### To be done
Reproduce the data in its entirety, exactly as supplied.

### Records to use
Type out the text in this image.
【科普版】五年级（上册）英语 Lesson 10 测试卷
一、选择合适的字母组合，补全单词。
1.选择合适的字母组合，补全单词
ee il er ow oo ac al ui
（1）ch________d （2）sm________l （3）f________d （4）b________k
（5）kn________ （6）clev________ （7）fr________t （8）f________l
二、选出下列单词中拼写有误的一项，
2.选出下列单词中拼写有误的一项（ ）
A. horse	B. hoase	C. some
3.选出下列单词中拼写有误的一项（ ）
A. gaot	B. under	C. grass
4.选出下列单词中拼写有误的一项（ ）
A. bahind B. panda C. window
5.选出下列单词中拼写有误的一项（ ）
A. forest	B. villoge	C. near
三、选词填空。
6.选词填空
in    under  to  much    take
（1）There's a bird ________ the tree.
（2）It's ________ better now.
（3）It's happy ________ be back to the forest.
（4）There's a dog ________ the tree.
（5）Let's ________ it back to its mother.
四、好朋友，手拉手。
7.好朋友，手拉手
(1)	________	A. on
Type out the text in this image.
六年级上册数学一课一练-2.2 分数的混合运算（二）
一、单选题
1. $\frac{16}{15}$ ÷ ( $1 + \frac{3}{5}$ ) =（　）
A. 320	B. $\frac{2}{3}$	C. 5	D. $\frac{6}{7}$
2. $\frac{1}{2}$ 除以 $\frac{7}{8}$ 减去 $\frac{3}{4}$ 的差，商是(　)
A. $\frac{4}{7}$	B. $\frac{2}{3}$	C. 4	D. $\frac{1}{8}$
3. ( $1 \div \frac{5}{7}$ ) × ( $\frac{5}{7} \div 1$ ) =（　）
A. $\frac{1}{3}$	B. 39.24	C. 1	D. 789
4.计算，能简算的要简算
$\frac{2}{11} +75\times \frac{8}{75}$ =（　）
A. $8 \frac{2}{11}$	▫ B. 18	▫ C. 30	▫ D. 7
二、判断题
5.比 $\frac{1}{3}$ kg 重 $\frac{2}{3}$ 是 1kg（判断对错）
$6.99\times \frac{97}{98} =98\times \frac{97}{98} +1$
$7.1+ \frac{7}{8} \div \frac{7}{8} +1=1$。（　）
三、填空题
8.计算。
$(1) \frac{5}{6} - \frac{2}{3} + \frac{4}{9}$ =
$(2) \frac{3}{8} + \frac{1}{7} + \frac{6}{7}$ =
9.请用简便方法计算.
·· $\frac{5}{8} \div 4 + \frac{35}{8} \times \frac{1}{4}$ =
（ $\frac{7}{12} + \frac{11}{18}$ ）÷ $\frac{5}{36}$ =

### Answer to this task
Type out the text in this image.
【科普版】五年级（上册）英语 Lesson 10 测试卷
一、选择合适的字母组合，补全单词。
1.选择合适的字母组合，补全单词
ee il er ow oo ac al ui
（1）ch________d （2）sm________l （3）f________d （4）b________k
（5）kn________ （6）clev________ （7）fr________t （8）f________l
二、选出下列单词中拼写有误的一项，
2.选出下列单词中拼写有误的一项（ ）
A. horse	B. hoase	C. some
3.选出下列单词中拼写有误的一项（ ）
A. gaot	B. under	C. grass
4.选出下列单词中拼写有误的一项（ ）
A. bahind B. panda C. window
5.选出下列单词中拼写有误的一项（ ）
A. forest	B. villoge	C. near
三、选词填空。
6.选词填空
in    under  to  much    take
（1）There's a bird ________ the tree.
（2）It's ________ better now.
（3）It's happy ________ be back to the forest.
（4）There's a dog ________ the tree.
（5）Let's ________ it back to its mother.
四、好朋友，手拉手。
7.好朋友，手拉手
(1)	________	A. on
Type out the text in this image.
六年级上册数学一课一练-2.2 分数的混合运算（二）
一、单选题
1. $\frac{16}{15}$ ÷ ( $1 + \frac{3}{5}$ ) =（　）
A. 320	B. $\frac{2}{3}$	C. 5	D. $\frac{6}{7}$
2. $\frac{1}{2}$ 除以 $\frac{7}{8}$ 减去 $\frac{3}{4}$ 的差，商是(　)
A. $\frac{4}{7}$	B. $\frac{2}{3}$	C. 4	D. $\frac{1}{8}$
3. ( $1 \div \frac{5}{7}$ ) × ( $\frac{5}{7} \div 1$ ) =（　）
A. $\frac{1}{3}$	B. 39.24	C. 1	D. 789
4.计算，能简算的要简算
$\frac{2}{11} +75\times \frac{8}{75}$ =（　）
A. $8 \frac{2}{11}$	▫ B. 18	▫ C. 30	▫ D. 7
二、判断题
5.比 $\frac{1}{3}$ kg 重 $\frac{2}{3}$ 是 1kg（判断对错）
$6.99\times \frac{97}{98} =98\times \frac{97}{98} +1$
$7.1+ \frac{7}{8} \div \frac{7}{8} +1=1$。（　）
三、填空题
8.计算。
$(1) \frac{5}{6} - \frac{2}{3} + \frac{4}{9}$ =
$(2) \frac{3}{8} + \frac{1}{7} + \frac{6}{7}$ =
9.请用简便方法计算.
·· $\frac{5}{8} \div 4 + \frac{35}{8} \times \frac{1}{4}$ =
（ $\frac{7}{12} + \frac{11}{18}$ ）÷ $\frac{5}{36}$ =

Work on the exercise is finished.